Quote verbatim the lines starting at the first line of the entries and ending at the line containing "table-row: 0 Call", both included.

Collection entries
---*---

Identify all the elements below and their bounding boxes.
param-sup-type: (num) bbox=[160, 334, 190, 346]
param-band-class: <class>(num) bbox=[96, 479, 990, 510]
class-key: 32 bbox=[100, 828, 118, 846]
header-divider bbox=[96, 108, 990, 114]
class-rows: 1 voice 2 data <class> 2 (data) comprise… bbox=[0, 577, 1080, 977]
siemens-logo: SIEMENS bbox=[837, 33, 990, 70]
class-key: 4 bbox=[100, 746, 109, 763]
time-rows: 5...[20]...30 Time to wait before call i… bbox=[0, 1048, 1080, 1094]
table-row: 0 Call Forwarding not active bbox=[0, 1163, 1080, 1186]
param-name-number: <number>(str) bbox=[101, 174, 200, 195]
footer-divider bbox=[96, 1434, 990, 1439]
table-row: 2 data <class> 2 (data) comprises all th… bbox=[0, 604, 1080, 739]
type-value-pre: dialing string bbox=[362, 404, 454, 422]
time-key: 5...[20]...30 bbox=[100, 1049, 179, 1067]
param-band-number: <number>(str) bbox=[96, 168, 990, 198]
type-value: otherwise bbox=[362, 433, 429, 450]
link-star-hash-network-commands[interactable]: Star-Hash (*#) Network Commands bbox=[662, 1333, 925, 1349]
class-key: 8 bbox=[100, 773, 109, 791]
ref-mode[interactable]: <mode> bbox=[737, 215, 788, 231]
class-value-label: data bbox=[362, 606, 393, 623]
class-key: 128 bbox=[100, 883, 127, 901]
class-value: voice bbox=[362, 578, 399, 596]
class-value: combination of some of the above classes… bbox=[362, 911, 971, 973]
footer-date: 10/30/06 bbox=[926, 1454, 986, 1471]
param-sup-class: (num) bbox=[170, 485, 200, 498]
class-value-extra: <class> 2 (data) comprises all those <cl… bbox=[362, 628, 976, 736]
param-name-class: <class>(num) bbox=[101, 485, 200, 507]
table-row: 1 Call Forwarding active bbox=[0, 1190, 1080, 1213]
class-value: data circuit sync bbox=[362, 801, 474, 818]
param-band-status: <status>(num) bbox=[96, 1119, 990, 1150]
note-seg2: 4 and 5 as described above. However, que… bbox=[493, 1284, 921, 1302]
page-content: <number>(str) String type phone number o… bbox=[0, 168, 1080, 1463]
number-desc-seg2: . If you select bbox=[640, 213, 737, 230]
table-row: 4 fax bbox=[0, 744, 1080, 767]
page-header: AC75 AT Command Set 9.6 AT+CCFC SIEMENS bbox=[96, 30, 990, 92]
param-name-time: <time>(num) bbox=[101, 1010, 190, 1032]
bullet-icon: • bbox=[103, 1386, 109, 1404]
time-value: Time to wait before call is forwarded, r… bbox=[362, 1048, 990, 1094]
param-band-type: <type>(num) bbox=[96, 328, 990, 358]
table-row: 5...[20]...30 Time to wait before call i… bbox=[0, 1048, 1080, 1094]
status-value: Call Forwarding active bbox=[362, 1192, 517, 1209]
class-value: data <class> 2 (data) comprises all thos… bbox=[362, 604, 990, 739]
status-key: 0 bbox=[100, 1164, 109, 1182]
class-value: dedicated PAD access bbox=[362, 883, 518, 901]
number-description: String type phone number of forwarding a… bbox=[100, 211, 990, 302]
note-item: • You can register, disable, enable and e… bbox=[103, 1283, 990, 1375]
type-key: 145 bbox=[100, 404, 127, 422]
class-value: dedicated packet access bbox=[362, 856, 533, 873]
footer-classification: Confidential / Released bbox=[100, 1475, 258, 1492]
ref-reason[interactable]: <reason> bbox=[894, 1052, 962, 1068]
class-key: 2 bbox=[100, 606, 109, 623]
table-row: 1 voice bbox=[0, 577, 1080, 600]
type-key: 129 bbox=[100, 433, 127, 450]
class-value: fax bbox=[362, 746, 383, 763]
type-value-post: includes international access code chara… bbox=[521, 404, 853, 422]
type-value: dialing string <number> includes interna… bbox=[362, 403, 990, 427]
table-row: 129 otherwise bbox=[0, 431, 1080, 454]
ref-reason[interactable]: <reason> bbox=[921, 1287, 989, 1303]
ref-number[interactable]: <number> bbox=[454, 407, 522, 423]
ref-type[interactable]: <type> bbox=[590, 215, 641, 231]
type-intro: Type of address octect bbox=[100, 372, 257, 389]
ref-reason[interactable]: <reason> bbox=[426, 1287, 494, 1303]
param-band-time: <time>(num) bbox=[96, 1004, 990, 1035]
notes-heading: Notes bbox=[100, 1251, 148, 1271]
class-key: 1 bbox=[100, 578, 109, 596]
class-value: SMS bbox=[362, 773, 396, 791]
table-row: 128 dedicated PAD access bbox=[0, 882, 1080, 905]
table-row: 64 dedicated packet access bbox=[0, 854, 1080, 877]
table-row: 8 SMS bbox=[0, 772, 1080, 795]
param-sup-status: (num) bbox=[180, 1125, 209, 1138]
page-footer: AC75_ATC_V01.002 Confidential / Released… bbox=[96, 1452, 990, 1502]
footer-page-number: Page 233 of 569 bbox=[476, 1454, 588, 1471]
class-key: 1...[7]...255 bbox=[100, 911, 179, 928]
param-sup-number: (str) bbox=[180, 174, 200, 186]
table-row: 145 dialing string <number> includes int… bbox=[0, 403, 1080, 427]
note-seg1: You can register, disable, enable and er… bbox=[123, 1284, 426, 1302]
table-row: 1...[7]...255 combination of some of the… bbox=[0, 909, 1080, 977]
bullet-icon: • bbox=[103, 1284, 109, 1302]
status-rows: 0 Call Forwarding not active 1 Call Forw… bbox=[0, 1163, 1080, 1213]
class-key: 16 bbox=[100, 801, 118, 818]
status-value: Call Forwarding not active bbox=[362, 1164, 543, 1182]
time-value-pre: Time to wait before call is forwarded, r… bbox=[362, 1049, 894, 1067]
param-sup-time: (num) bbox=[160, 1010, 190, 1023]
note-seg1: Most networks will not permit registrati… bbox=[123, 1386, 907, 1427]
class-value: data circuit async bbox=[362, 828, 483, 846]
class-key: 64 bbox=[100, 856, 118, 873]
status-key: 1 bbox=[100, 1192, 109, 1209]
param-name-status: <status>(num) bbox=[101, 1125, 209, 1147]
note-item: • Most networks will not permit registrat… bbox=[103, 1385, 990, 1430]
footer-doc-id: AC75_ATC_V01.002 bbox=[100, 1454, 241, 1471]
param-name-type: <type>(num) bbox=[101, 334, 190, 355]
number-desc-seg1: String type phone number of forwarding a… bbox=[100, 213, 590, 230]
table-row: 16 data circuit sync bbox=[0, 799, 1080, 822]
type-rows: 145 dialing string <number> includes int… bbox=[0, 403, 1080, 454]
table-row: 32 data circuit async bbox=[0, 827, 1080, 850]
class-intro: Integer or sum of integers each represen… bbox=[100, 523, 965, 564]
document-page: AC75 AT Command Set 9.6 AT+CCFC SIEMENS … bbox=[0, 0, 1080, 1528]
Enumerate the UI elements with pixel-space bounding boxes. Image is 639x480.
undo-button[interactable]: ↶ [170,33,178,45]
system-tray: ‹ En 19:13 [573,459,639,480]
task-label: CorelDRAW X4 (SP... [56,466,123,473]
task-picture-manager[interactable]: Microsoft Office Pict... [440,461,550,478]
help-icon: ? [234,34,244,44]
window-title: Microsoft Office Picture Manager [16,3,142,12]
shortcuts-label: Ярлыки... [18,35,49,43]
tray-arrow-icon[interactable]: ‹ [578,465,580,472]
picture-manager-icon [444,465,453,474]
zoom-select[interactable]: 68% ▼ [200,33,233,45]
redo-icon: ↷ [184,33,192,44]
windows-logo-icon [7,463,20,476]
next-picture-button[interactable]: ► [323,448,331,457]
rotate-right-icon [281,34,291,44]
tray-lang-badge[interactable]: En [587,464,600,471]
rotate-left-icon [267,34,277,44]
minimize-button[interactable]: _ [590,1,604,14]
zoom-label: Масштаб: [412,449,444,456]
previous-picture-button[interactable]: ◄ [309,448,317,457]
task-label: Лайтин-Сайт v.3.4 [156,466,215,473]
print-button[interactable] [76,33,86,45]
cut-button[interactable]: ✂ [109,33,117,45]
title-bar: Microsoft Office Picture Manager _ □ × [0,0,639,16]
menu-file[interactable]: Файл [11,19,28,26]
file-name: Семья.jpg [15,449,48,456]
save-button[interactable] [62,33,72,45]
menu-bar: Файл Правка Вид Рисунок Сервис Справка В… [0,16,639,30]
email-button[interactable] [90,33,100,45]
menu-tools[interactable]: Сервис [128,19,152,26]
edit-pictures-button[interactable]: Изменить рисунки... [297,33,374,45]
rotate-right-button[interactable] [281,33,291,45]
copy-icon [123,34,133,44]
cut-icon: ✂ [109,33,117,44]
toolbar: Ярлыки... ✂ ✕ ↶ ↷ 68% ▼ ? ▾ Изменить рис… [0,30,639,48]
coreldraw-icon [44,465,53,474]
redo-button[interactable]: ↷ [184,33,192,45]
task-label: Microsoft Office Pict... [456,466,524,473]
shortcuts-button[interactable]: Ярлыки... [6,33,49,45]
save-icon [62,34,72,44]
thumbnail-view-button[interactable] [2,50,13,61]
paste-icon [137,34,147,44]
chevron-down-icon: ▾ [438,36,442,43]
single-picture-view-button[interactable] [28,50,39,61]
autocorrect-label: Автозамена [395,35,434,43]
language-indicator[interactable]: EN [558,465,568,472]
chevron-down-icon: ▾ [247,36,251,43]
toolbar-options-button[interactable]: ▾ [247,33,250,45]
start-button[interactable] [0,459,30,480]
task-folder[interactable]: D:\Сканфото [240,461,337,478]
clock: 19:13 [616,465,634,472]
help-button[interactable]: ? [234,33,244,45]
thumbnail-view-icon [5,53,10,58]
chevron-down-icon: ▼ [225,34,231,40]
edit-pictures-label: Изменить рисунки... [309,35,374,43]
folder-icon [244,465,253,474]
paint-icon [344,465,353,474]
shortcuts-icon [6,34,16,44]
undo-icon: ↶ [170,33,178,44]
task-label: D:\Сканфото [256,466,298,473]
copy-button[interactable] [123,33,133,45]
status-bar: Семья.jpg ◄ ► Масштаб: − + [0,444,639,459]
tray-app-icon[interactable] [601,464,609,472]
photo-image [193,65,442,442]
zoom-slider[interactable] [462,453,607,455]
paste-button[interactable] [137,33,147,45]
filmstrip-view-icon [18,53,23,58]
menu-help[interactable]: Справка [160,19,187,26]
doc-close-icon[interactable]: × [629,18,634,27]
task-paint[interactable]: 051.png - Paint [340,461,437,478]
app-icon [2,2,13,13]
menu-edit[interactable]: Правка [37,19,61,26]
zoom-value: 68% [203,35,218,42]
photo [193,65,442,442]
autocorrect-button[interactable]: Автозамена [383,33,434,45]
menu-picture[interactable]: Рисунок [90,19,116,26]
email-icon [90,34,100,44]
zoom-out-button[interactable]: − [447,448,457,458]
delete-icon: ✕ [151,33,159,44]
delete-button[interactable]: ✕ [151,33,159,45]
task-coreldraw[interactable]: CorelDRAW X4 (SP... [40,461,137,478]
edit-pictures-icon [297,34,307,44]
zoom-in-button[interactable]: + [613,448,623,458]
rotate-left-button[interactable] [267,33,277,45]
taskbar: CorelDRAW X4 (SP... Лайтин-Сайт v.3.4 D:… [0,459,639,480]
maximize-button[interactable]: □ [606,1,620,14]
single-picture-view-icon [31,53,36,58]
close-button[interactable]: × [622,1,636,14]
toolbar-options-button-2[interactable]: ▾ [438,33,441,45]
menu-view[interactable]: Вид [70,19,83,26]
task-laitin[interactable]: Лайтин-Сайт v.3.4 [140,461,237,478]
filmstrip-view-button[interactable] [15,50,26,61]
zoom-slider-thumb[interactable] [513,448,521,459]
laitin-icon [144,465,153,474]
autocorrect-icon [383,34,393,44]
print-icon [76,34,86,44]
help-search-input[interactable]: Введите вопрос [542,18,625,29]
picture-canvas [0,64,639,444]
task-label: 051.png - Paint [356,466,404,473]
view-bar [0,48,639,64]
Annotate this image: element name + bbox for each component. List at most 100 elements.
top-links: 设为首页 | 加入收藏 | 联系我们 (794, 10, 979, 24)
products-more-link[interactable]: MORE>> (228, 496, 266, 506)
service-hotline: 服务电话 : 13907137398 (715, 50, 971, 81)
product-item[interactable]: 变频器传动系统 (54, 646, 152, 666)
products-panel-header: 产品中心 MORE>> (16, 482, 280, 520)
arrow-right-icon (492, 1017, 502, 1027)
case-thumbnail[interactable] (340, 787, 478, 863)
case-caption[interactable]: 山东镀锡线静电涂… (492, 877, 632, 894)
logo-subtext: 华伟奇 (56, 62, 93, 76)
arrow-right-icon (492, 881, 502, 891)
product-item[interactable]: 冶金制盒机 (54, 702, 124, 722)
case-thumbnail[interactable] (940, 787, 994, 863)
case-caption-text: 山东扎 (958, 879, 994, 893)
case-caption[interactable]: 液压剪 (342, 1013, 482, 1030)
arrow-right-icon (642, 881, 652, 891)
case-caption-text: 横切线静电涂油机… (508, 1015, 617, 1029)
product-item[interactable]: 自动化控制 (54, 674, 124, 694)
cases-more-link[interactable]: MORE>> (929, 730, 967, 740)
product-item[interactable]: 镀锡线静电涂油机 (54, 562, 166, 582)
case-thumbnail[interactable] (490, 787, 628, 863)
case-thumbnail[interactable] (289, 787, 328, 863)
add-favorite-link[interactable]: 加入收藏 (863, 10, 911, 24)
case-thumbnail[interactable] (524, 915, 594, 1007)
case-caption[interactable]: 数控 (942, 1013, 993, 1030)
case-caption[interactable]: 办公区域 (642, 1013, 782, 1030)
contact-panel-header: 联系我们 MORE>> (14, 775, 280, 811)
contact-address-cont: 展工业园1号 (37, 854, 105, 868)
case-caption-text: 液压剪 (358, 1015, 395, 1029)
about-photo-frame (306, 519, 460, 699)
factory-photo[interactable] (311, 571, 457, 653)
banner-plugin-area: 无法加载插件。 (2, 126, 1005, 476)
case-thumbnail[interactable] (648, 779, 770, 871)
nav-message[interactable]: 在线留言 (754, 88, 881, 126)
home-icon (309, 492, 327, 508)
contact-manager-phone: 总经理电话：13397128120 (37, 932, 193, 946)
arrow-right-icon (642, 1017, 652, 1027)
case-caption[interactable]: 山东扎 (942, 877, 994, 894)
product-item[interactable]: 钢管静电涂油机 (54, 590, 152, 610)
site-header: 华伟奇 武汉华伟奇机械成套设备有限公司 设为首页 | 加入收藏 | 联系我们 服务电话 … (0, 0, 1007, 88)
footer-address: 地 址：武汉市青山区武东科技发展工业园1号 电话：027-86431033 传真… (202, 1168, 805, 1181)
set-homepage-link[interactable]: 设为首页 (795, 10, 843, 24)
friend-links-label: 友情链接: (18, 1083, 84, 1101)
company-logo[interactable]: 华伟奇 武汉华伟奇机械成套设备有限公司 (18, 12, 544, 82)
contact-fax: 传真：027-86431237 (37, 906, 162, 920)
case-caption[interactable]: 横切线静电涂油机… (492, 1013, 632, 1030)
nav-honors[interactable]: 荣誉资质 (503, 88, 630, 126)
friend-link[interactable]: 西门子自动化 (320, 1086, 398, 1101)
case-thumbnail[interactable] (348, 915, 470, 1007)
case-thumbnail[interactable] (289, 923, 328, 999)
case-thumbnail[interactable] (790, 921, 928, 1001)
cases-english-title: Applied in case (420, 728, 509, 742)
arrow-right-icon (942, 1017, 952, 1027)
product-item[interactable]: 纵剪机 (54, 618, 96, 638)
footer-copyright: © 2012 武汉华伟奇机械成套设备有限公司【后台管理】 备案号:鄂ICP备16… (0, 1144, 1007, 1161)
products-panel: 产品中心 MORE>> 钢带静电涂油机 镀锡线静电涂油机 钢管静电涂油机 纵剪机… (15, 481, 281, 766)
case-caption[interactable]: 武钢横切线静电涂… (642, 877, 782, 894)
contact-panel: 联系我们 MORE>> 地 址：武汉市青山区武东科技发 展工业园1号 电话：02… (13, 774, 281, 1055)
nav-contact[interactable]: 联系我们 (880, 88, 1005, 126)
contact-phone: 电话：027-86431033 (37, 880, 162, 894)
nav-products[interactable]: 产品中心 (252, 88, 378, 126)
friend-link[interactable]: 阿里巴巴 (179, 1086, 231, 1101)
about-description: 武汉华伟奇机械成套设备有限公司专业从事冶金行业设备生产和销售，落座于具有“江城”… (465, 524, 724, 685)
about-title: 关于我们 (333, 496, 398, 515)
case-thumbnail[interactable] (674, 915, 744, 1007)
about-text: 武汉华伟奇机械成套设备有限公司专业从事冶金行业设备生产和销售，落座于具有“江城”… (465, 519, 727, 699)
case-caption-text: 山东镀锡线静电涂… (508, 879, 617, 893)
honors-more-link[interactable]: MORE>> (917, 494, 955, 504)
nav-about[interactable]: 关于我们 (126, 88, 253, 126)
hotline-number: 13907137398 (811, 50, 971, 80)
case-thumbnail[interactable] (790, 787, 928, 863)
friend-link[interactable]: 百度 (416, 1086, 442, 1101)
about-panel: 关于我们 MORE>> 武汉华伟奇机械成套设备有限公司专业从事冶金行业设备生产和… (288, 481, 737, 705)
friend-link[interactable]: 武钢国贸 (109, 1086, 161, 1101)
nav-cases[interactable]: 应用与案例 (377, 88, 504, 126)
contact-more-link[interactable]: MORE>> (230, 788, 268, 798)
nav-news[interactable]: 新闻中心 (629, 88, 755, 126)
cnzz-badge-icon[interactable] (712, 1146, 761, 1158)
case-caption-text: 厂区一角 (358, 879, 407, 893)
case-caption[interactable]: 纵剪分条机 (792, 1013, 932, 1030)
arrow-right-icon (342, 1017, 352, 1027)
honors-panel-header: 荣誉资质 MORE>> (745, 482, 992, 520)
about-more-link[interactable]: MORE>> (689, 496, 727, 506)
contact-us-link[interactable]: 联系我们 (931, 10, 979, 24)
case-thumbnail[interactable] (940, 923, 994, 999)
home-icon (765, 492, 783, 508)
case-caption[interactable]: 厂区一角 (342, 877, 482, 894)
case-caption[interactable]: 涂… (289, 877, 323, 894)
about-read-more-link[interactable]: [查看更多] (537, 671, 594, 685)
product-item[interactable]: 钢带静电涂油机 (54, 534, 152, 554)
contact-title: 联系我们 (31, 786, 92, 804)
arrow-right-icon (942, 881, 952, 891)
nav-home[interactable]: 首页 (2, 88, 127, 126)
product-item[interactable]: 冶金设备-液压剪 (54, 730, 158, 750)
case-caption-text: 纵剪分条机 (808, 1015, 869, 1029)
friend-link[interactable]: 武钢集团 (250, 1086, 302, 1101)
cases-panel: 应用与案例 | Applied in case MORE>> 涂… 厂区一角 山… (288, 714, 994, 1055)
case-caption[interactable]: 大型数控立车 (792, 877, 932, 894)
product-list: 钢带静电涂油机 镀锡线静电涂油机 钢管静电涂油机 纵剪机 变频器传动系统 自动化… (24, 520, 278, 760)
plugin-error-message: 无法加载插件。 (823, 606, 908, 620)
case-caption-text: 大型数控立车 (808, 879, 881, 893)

---*---

→ **Written answer**:
Identify all the elements below and their bounding boxes.
param-sup-type: (num) bbox=[160, 334, 190, 346]
param-band-class: <class>(num) bbox=[96, 479, 990, 510]
class-key: 32 bbox=[100, 828, 118, 846]
header-divider bbox=[96, 108, 990, 114]
class-rows: 1 voice 2 data <class> 2 (data) comprise… bbox=[0, 577, 1080, 977]
siemens-logo: SIEMENS bbox=[837, 33, 990, 70]
class-key: 4 bbox=[100, 746, 109, 763]
time-rows: 5...[20]...30 Time to wait before call i… bbox=[0, 1048, 1080, 1094]
table-row: 0 Call Forwarding not active bbox=[0, 1163, 1080, 1186]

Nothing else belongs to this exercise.